[Saved entries]
════════════════════
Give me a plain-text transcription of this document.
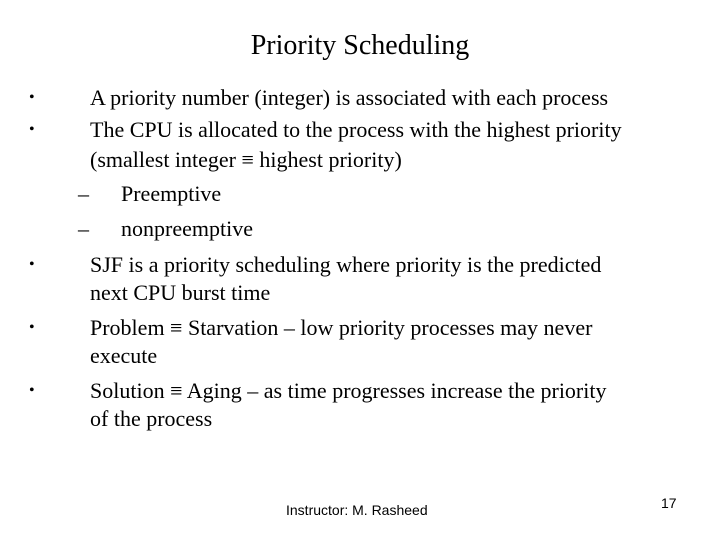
Priority Scheduling
•	A priority number (integer) is associated with each process
•	The CPU is allocated to the process with the highest priority
(smallest integer ≡ highest priority)
– Preemptive
– nonpreemptive
•	SJF is a priority scheduling where priority is the predicted
next CPU burst time
•	Problem ≡ Starvation – low priority processes may never
execute
•	Solution ≡ Aging – as time progresses increase the priority
of the process
Instructor: M. Rasheed	17
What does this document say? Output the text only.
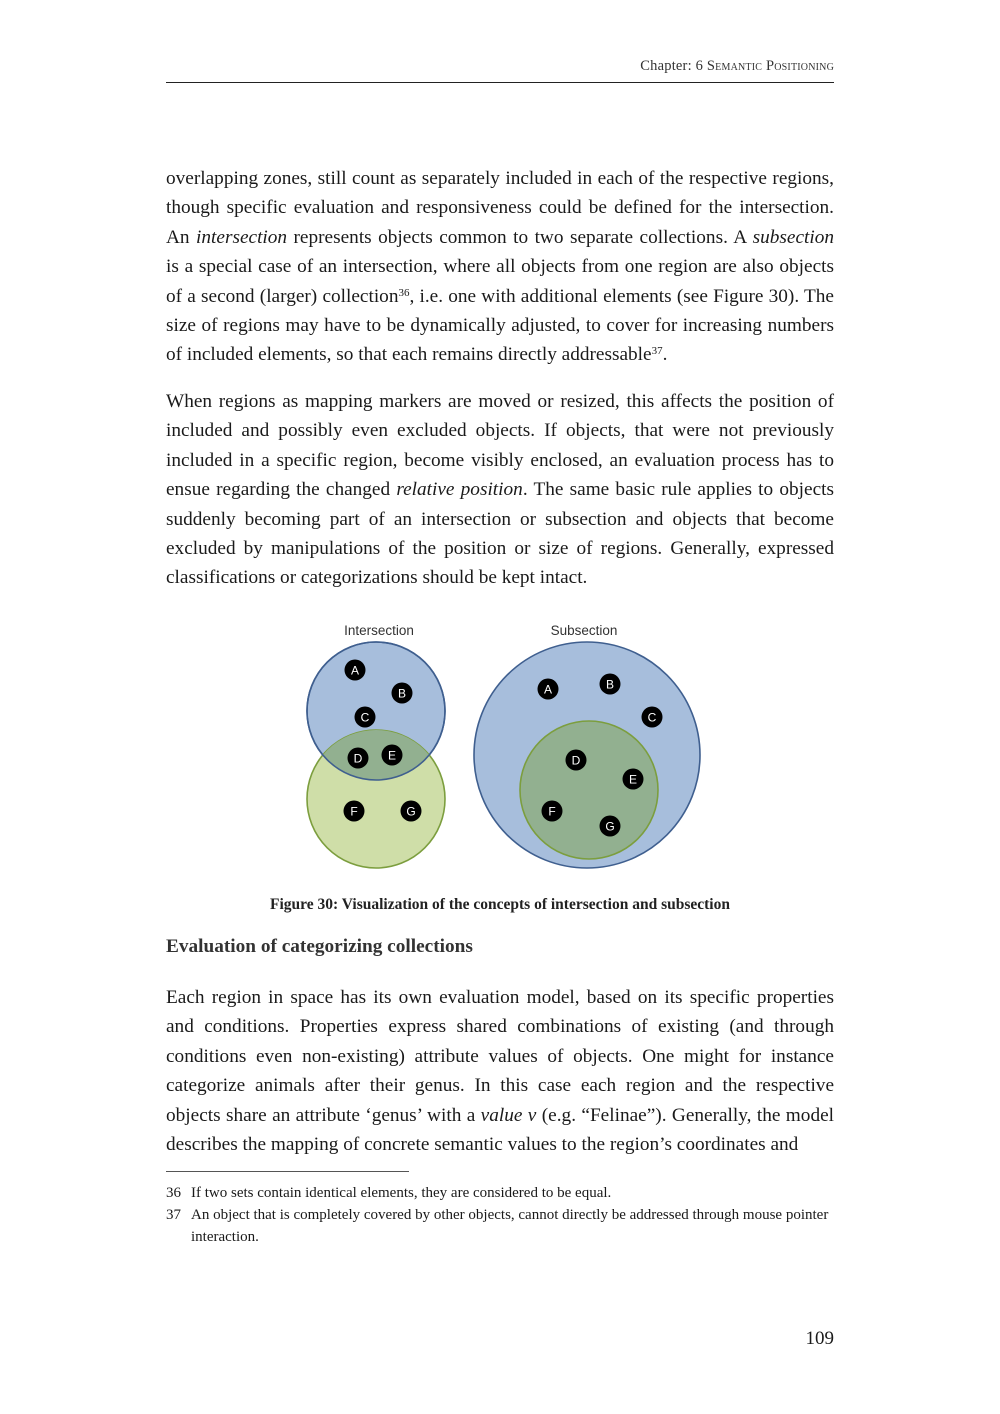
Chapter: 6 Semantic Positioning

overlapping zones, still count as separately included in each of the respective regions, though specific evaluation and responsiveness could be defined for the intersection. An intersection represents objects common to two separate collections. A subsection is a special case of an intersection, where all objects from one region are also objects of a second (larger) collection$^{36}$, i.e. one with additional elements (see Figure 30). The size of regions may have to be dynamically adjusted, to cover for increasing numbers of included elements, so that each remains directly addressable$^{37}$.

When regions as mapping markers are moved or resized, this affects the position of included and possibly even excluded objects. If objects, that were not previously included in a specific region, become visibly enclosed, an evaluation process has to ensue regarding the changed relative position. The same basic rule applies to objects suddenly becoming part of an intersection or subsection and objects that become excluded by manipulations of the position or size of regions. Generally, expressed classifications or categorizations should be kept intact.

Intersection	Subsection
A
B
C
D E
F	G
A	B
C
D
E
F
G
Figure 30: Visualization of the concepts of intersection and subsection
Evaluation of categorizing collections

Each region in space has its own evaluation model, based on its specific properties and conditions. Properties express shared combinations of existing (and through conditions even non-existing) attribute values of objects. One might for instance categorize animals after their genus. In this case each region and the respective objects share an attribute ‘genus’ with a value v (e.g. “Felinae”). Generally, the model describes the mapping of concrete semantic values to the region’s coordinates and

36 If two sets contain identical elements, they are considered to be equal.
37 An object that is completely covered by other objects, cannot directly be addressed through mouse pointer interaction.
109
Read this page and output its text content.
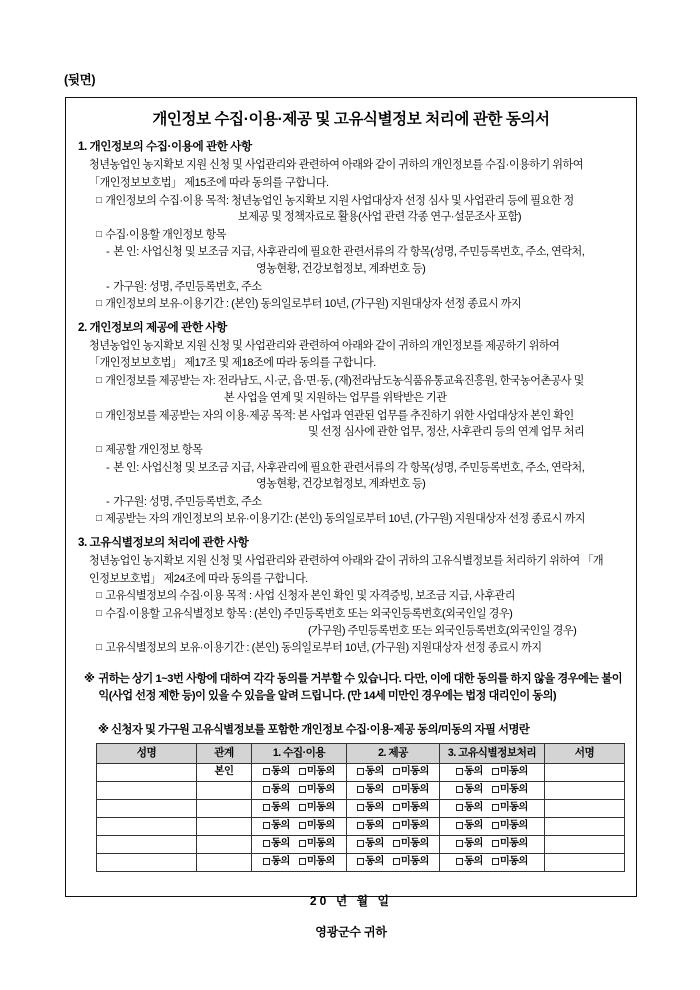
(뒷면)
개인정보 수집·이용·제공 및 고유식별정보 처리에 관한 동의서
1. 개인정보의 수집·이용에 관한 사항
청년농업인 농지확보 지원 신청 및 사업관리와 관련하여 아래와 같이 귀하의 개인정보를 수집·이용하기 위하여
「개인정보보호법」 제15조에 따라 동의를 구합니다.
□ 개인정보의 수집·이용 목적: 청년농업인 농지확보 지원 사업대상자 선정 심사 및 사업관리 등에 필요한 정
보제공 및 정책자료로 활용(사업 관련 각종 연구·설문조사 포함)
□ 수집·이용할 개인정보 항목
- 본 인: 사업신청 및 보조금 지급, 사후관리에 필요한 관련서류의 각 항목(성명, 주민등록번호, 주소, 연락처,
영농현황, 건강보험정보, 계좌번호 등)
- 가구원: 성명, 주민등록번호, 주소
□ 개인정보의 보유·이용기간 : (본인) 동의일로부터 10년, (가구원) 지원대상자 선정 종료시 까지
2. 개인정보의 제공에 관한 사항
청년농업인 농지확보 지원 신청 및 사업관리와 관련하여 아래와 같이 귀하의 개인정보를 제공하기 위하여
「개인정보보호법」 제17조 및 제18조에 따라 동의를 구합니다.
□ 개인정보를 제공받는 자: 전라남도, 시·군, 읍·면·동, (재)전라남도농식품유통교육진흥원, 한국농어촌공사 및
본 사업을 연계 및 지원하는 업무를 위탁받은 기관
□ 개인정보를 제공받는 자의 이용·제공 목적: 본 사업과 연관된 업무를 추진하기 위한 사업대상자 본인 확인
및 선정 심사에 관한 업무, 정산, 사후관리 등의 연계 업무 처리
□ 제공할 개인정보 항목
- 본 인: 사업신청 및 보조금 지급, 사후관리에 필요한 관련서류의 각 항목(성명, 주민등록번호, 주소, 연락처,
영농현황, 건강보험정보, 계좌번호 등)
- 가구원: 성명, 주민등록번호, 주소
□ 제공받는 자의 개인정보의 보유·이용기간: (본인) 동의일로부터 10년, (가구원) 지원대상자 선정 종료시 까지
3. 고유식별정보의 처리에 관한 사항
청년농업인 농지확보 지원 신청 및 사업관리와 관련하여 아래와 같이 귀하의 고유식별정보를 처리하기 위하여 「개
인정보보호법」 제24조에 따라 동의를 구합니다.
□ 고유식별정보의 수집·이용 목적 : 사업 신청자 본인 확인 및 자격증빙, 보조금 지급, 사후관리
□ 수집·이용할 고유식별정보 항목 : (본인) 주민등록번호 또는 외국인등록번호(외국인일 경우)
(가구원) 주민등록번호 또는 외국인등록번호(외국인일 경우)
□ 고유식별정보의 보유·이용기간 : (본인) 동의일로부터 10년, (가구원) 지원대상자 선정 종료시 까지
※ 귀하는 상기 1~3번 사항에 대하여 각각 동의를 거부할 수 있습니다. 다만, 이에 대한 동의를 하지 않을 경우에는 불이익(사업 선정 제한 등)이 있을 수 있음을 알려 드립니다. (만 14세 미만인 경우에는 법정 대리인이 동의)
※ 신청자 및 가구원 고유식별정보를 포함한 개인정보 수집·이용·제공 동의/미동의 자필 서명란
성명	관계	1. 수집·이용	2. 제공	3. 고유식별정보처리	서명
	본인	동의 미동의	동의 미동의	동의 미동의	
		동의 미동의	동의 미동의	동의 미동의	
		동의 미동의	동의 미동의	동의 미동의	
		동의 미동의	동의 미동의	동의 미동의	
		동의 미동의	동의 미동의	동의 미동의	
		동의 미동의	동의 미동의	동의 미동의	
20 년 월 일
영광군수 귀하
════════════════════
§ **WRITTEN PROBLEM**: In the entries above, find lines with "외국인일" and copy each.

§ **WRITTEN ANSWER**:
□ 수집·이용할 고유식별정보 항목 : (본인) 주민등록번호 또는 외국인등록번호(외국인일 경우)
(가구원) 주민등록번호 또는 외국인등록번호(외국인일 경우)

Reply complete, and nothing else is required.